• Task description
Below is some material; set it all down exactly, apart from the pictures.

• Extracted records

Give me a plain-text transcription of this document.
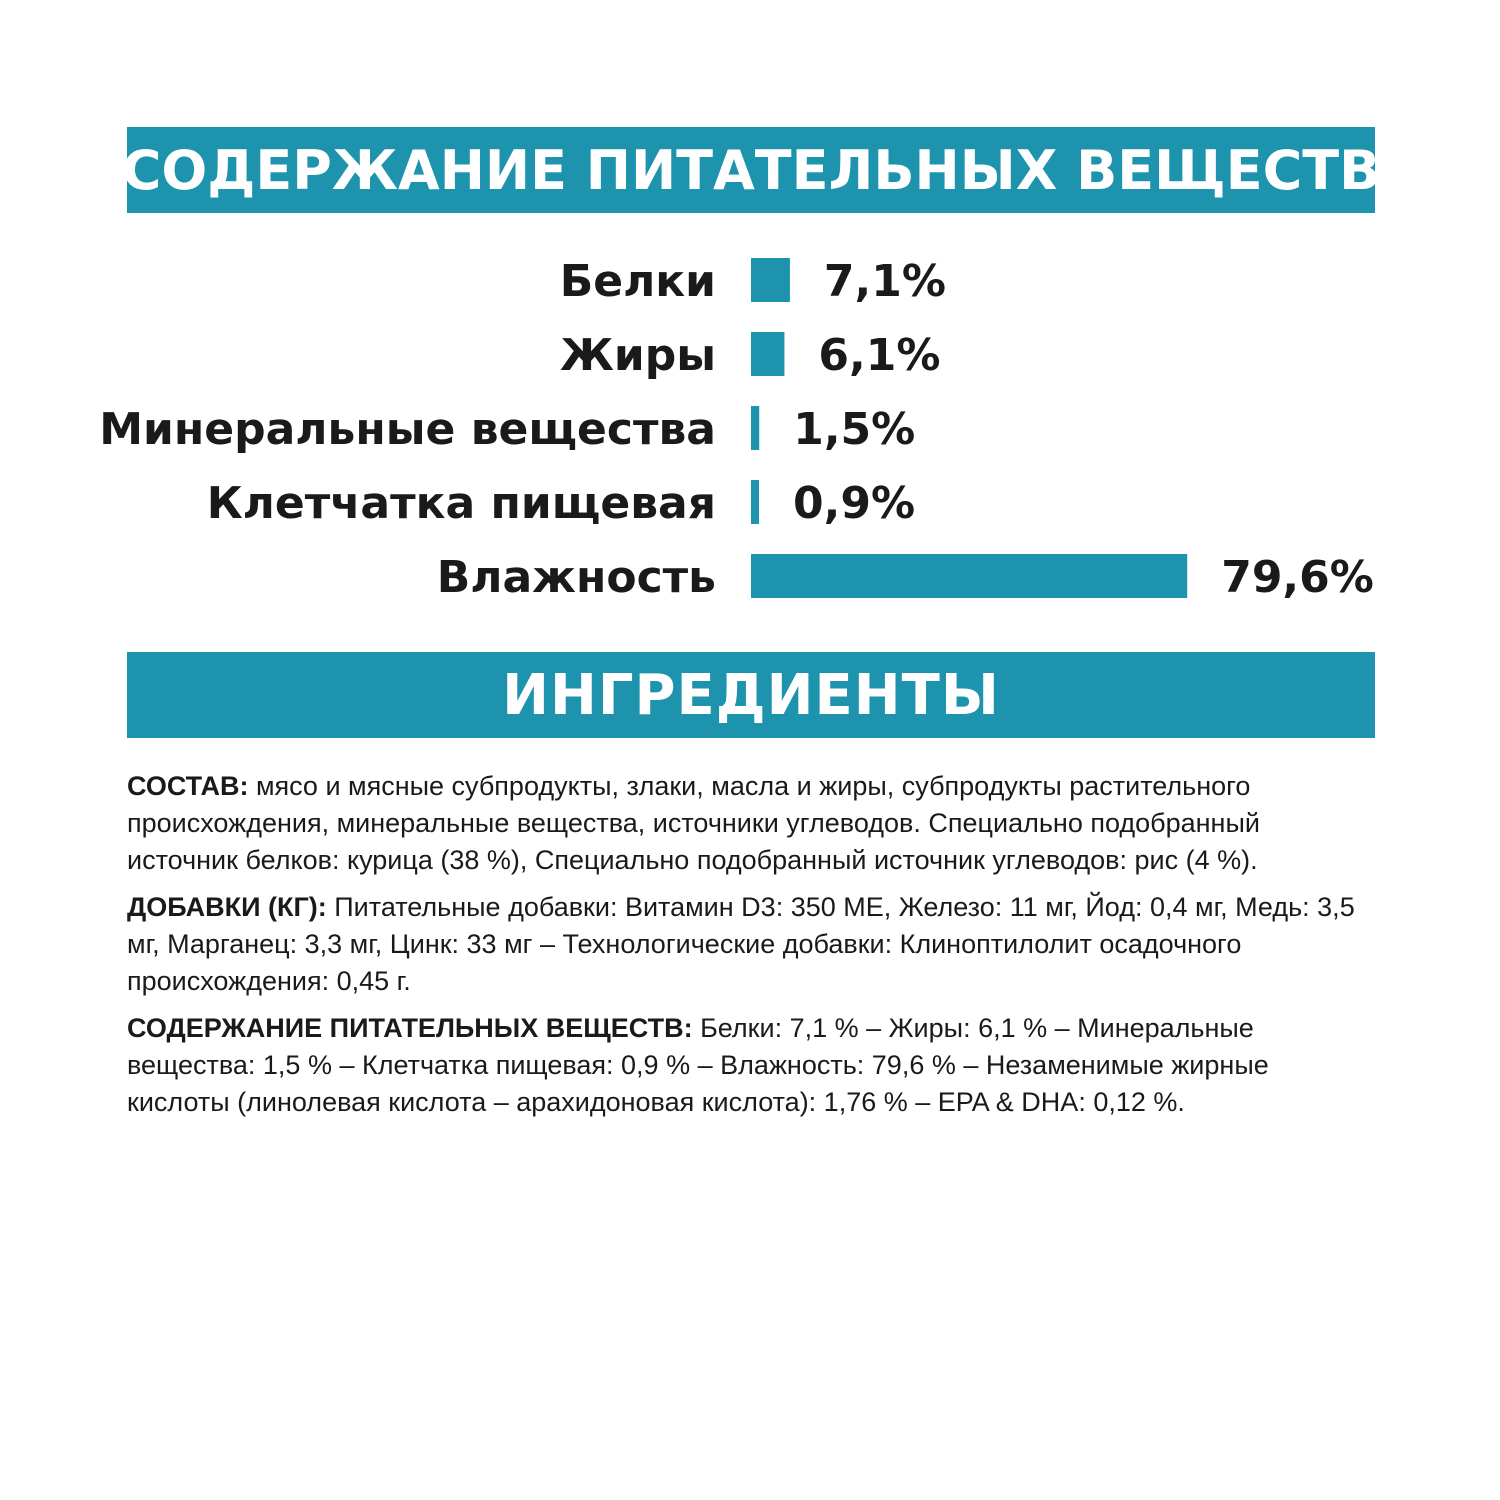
СОДЕРЖАНИЕ ПИТАТЕЛЬНЫХ ВЕЩЕСТВ
Белки 7,1%
Жиры 6,1%
Минеральные вещества 1,5%
Клетчатка пищевая 0,9%
Влажность	79,6%
ИНГРЕДИЕНТЫ

СОСТАВ: мясо и мясные субпродукты, злаки, масла и жиры, субпродукты растительного происхождения, минеральные вещества, источники углеводов. Специально подобранный источник белков: курица (38 %), Специально подобранный источник углеводов: рис (4 %).

ДОБАВКИ (КГ): Питательные добавки: Витамин D3: 350 МЕ, Железо: 11 мг, Йод: 0,4 мг, Медь: 3,5 мг, Марганец: 3,3 мг, Цинк: 33 мг – Технологические добавки: Клиноптилолит осадочного происхождения: 0,45 г.

СОДЕРЖАНИЕ ПИТАТЕЛЬНЫХ ВЕЩЕСТВ: Белки: 7,1 % – Жиры: 6,1 % – Минеральные вещества: 1,5 % – Клетчатка пищевая: 0,9 % – Влажность: 79,6 % – Незаменимые жирные кислоты (линолевая кислота – арахидоновая кислота): 1,76 % – EPA & DHA: 0,12 %.
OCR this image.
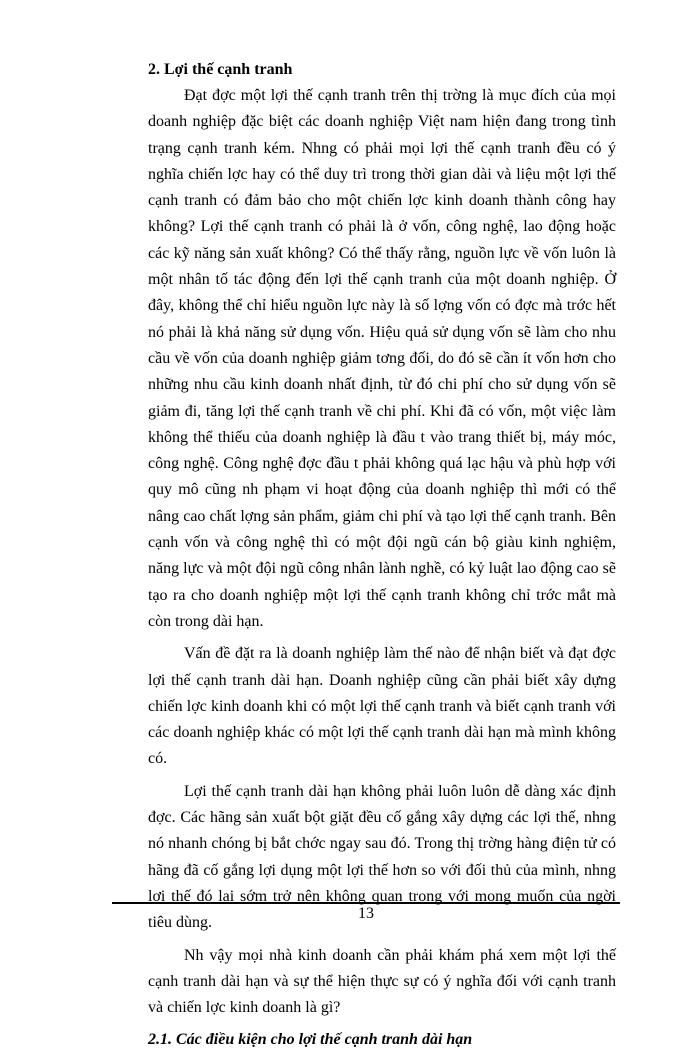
2. Lợi thế cạnh tranh

Đạt đợc một lợi thế cạnh tranh trên thị trờng là mục đích của mọi doanh nghiệp đặc biệt các doanh nghiệp Việt nam hiện đang trong tình trạng cạnh tranh kém. Nhng có phải mọi lợi thế cạnh tranh đều có ý nghĩa chiến lợc hay có thể duy trì trong thời gian dài và liệu một lợi thế cạnh tranh có đảm bảo cho một chiến lợc kinh doanh thành công hay không? Lợi thế cạnh tranh có phải là ở vốn, công nghệ, lao động hoặc các kỹ năng sản xuất không? Có thể thấy rằng, nguồn lực về vốn luôn là một nhân tố tác động đến lợi thế cạnh tranh của một doanh nghiệp. Ở đây, không thể chỉ hiểu nguồn lực này là số lợng vốn có đợc mà trớc hết nó phải là khả năng sử dụng vốn. Hiệu quả sử dụng vốn sẽ làm cho nhu cầu về vốn của doanh nghiệp giảm tơng đối, do đó sẽ cần ít vốn hơn cho những nhu cầu kinh doanh nhất định, từ đó chi phí cho sử dụng vốn sẽ giảm đi, tăng lợi thế cạnh tranh về chi phí. Khi đã có vốn, một việc làm không thể thiếu của doanh nghiệp là đầu t vào trang thiết bị, máy móc, công nghệ. Công nghệ đợc đầu t phải không quá lạc hậu và phù hợp với quy mô cũng nh phạm vi hoạt động của doanh nghiệp thì mới có thể nâng cao chất lợng sản phẩm, giảm chi phí và tạo lợi thế cạnh tranh. Bên cạnh vốn và công nghệ thì có một đội ngũ cán bộ giàu kinh nghiệm, năng lực và một đội ngũ công nhân lành nghề, có kỷ luật lao động cao sẽ tạo ra cho doanh nghiệp một lợi thế cạnh tranh không chỉ trớc mắt mà còn trong dài hạn.

Vấn đề đặt ra là doanh nghiệp làm thế nào để nhận biết và đạt đợc lợi thế cạnh tranh dài hạn. Doanh nghiệp cũng cần phải biết xây dựng chiến lợc kinh doanh khi có một lợi thế cạnh tranh và biết cạnh tranh với các doanh nghiệp khác có một lợi thế cạnh tranh dài hạn mà mình không có.

Lợi thế cạnh tranh dài hạn không phải luôn luôn dễ dàng xác định đợc. Các hãng sản xuất bột giặt đều cố gắng xây dựng các lợi thế, nhng nó nhanh chóng bị bắt chớc ngay sau đó. Trong thị trờng hàng điện tử có hãng đã cố gắng lợi dụng một lợi thế hơn so với đối thủ của mình, nhng lợi thế đó lại sớm trở nên không quan trọng với mong muốn của ngời tiêu dùng.

Nh vậy mọi nhà kinh doanh cần phải khám phá xem một lợi thế cạnh tranh dài hạn và sự thể hiện thực sự có ý nghĩa đối với cạnh tranh và chiến lợc kinh doanh là gì?

2.1. Các điều kiện cho lợi thế cạnh tranh dài hạn
13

• Solution to this exercise
Give me a plain-text transcription of this document.
СОДЕРЖАНИЕ ПИТАТЕЛЬНЫХ ВЕЩЕСТВ
Белки 7,1%
Жиры 6,1%
Минеральные вещества 1,5%
Клетчатка пищевая 0,9%
Влажность	79,6%
ИНГРЕДИЕНТЫ

СОСТАВ: мясо и мясные субпродукты, злаки, масла и жиры, субпродукты растительного происхождения, минеральные вещества, источники углеводов. Специально подобранный источник белков: курица (38 %), Специально подобранный источник углеводов: рис (4 %).

ДОБАВКИ (КГ): Питательные добавки: Витамин D3: 350 МЕ, Железо: 11 мг, Йод: 0,4 мг, Медь: 3,5 мг, Марганец: 3,3 мг, Цинк: 33 мг – Технологические добавки: Клиноптилолит осадочного происхождения: 0,45 г.

СОДЕРЖАНИЕ ПИТАТЕЛЬНЫХ ВЕЩЕСТВ: Белки: 7,1 % – Жиры: 6,1 % – Минеральные вещества: 1,5 % – Клетчатка пищевая: 0,9 % – Влажность: 79,6 % – Незаменимые жирные кислоты (линолевая кислота – арахидоновая кислота): 1,76 % – EPA & DHA: 0,12 %.
OCR this image.
2. Lợi thế cạnh tranh

Đạt đợc một lợi thế cạnh tranh trên thị trờng là mục đích của mọi doanh nghiệp đặc biệt các doanh nghiệp Việt nam hiện đang trong tình trạng cạnh tranh kém. Nhng có phải mọi lợi thế cạnh tranh đều có ý nghĩa chiến lợc hay có thể duy trì trong thời gian dài và liệu một lợi thế cạnh tranh có đảm bảo cho một chiến lợc kinh doanh thành công hay không? Lợi thế cạnh tranh có phải là ở vốn, công nghệ, lao động hoặc các kỹ năng sản xuất không? Có thể thấy rằng, nguồn lực về vốn luôn là một nhân tố tác động đến lợi thế cạnh tranh của một doanh nghiệp. Ở đây, không thể chỉ hiểu nguồn lực này là số lợng vốn có đợc mà trớc hết nó phải là khả năng sử dụng vốn. Hiệu quả sử dụng vốn sẽ làm cho nhu cầu về vốn của doanh nghiệp giảm tơng đối, do đó sẽ cần ít vốn hơn cho những nhu cầu kinh doanh nhất định, từ đó chi phí cho sử dụng vốn sẽ giảm đi, tăng lợi thế cạnh tranh về chi phí. Khi đã có vốn, một việc làm không thể thiếu của doanh nghiệp là đầu t vào trang thiết bị, máy móc, công nghệ. Công nghệ đợc đầu t phải không quá lạc hậu và phù hợp với quy mô cũng nh phạm vi hoạt động của doanh nghiệp thì mới có thể nâng cao chất lợng sản phẩm, giảm chi phí và tạo lợi thế cạnh tranh. Bên cạnh vốn và công nghệ thì có một đội ngũ cán bộ giàu kinh nghiệm, năng lực và một đội ngũ công nhân lành nghề, có kỷ luật lao động cao sẽ tạo ra cho doanh nghiệp một lợi thế cạnh tranh không chỉ trớc mắt mà còn trong dài hạn.

Vấn đề đặt ra là doanh nghiệp làm thế nào để nhận biết và đạt đợc lợi thế cạnh tranh dài hạn. Doanh nghiệp cũng cần phải biết xây dựng chiến lợc kinh doanh khi có một lợi thế cạnh tranh và biết cạnh tranh với các doanh nghiệp khác có một lợi thế cạnh tranh dài hạn mà mình không có.

Lợi thế cạnh tranh dài hạn không phải luôn luôn dễ dàng xác định đợc. Các hãng sản xuất bột giặt đều cố gắng xây dựng các lợi thế, nhng nó nhanh chóng bị bắt chớc ngay sau đó. Trong thị trờng hàng điện tử có hãng đã cố gắng lợi dụng một lợi thế hơn so với đối thủ của mình, nhng lợi thế đó lại sớm trở nên không quan trọng với mong muốn của ngời tiêu dùng.

Nh vậy mọi nhà kinh doanh cần phải khám phá xem một lợi thế cạnh tranh dài hạn và sự thể hiện thực sự có ý nghĩa đối với cạnh tranh và chiến lợc kinh doanh là gì?

2.1. Các điều kiện cho lợi thế cạnh tranh dài hạn
13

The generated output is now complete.